→ **RECORDS SUPPLIED**
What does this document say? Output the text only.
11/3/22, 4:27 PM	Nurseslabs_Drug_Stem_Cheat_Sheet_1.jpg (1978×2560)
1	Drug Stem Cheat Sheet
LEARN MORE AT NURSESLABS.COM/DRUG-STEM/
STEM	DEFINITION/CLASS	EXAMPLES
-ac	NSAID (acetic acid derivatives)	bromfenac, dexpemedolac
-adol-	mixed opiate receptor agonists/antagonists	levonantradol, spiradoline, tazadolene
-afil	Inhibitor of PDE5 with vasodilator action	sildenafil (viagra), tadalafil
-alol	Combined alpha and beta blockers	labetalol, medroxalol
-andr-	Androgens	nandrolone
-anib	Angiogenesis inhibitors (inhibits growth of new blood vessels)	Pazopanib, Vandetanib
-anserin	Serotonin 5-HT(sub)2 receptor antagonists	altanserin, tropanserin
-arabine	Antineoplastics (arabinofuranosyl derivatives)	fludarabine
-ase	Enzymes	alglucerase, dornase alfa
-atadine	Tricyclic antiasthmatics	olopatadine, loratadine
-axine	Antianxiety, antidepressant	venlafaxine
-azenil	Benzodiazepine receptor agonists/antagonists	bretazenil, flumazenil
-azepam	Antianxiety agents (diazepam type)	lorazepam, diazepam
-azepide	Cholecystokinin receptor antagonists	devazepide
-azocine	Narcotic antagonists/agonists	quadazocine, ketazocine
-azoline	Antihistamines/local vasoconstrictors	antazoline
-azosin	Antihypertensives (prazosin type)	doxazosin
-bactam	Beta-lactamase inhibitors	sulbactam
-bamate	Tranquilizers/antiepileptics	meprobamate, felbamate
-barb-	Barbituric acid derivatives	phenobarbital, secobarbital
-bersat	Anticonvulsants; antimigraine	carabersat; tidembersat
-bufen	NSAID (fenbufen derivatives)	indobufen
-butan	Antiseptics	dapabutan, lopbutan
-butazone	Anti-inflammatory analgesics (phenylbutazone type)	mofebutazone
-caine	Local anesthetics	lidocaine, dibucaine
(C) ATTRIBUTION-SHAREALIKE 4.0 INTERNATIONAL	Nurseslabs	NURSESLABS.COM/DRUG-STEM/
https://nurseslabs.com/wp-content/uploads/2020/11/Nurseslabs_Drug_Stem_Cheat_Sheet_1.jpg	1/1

→ **WORK TO COMPLETE**
Go through the data above and transcribe every entry exactly.

→ **ANSWER TO THE EXERCISE**
What does this document say? Output the text only.
11/3/22, 4:27 PM	Nurseslabs_Drug_Stem_Cheat_Sheet_1.jpg (1978×2560)
1	Drug Stem Cheat Sheet
LEARN MORE AT NURSESLABS.COM/DRUG-STEM/
STEM	DEFINITION/CLASS	EXAMPLES
-ac	NSAID (acetic acid derivatives)	bromfenac, dexpemedolac
-adol-	mixed opiate receptor agonists/antagonists	levonantradol, spiradoline, tazadolene
-afil	Inhibitor of PDE5 with vasodilator action	sildenafil (viagra), tadalafil
-alol	Combined alpha and beta blockers	labetalol, medroxalol
-andr-	Androgens	nandrolone
-anib	Angiogenesis inhibitors (inhibits growth of new blood vessels)	Pazopanib, Vandetanib
-anserin	Serotonin 5-HT(sub)2 receptor antagonists	altanserin, tropanserin
-arabine	Antineoplastics (arabinofuranosyl derivatives)	fludarabine
-ase	Enzymes	alglucerase, dornase alfa
-atadine	Tricyclic antiasthmatics	olopatadine, loratadine
-axine	Antianxiety, antidepressant	venlafaxine
-azenil	Benzodiazepine receptor agonists/antagonists	bretazenil, flumazenil
-azepam	Antianxiety agents (diazepam type)	lorazepam, diazepam
-azepide	Cholecystokinin receptor antagonists	devazepide
-azocine	Narcotic antagonists/agonists	quadazocine, ketazocine
-azoline	Antihistamines/local vasoconstrictors	antazoline
-azosin	Antihypertensives (prazosin type)	doxazosin
-bactam	Beta-lactamase inhibitors	sulbactam
-bamate	Tranquilizers/antiepileptics	meprobamate, felbamate
-barb-	Barbituric acid derivatives	phenobarbital, secobarbital
-bersat	Anticonvulsants; antimigraine	carabersat; tidembersat
-bufen	NSAID (fenbufen derivatives)	indobufen
-butan	Antiseptics	dapabutan, lopbutan
-butazone	Anti-inflammatory analgesics (phenylbutazone type)	mofebutazone
-caine	Local anesthetics	lidocaine, dibucaine
(C) ATTRIBUTION-SHAREALIKE 4.0 INTERNATIONAL	Nurseslabs	NURSESLABS.COM/DRUG-STEM/
https://nurseslabs.com/wp-content/uploads/2020/11/Nurseslabs_Drug_Stem_Cheat_Sheet_1.jpg	1/1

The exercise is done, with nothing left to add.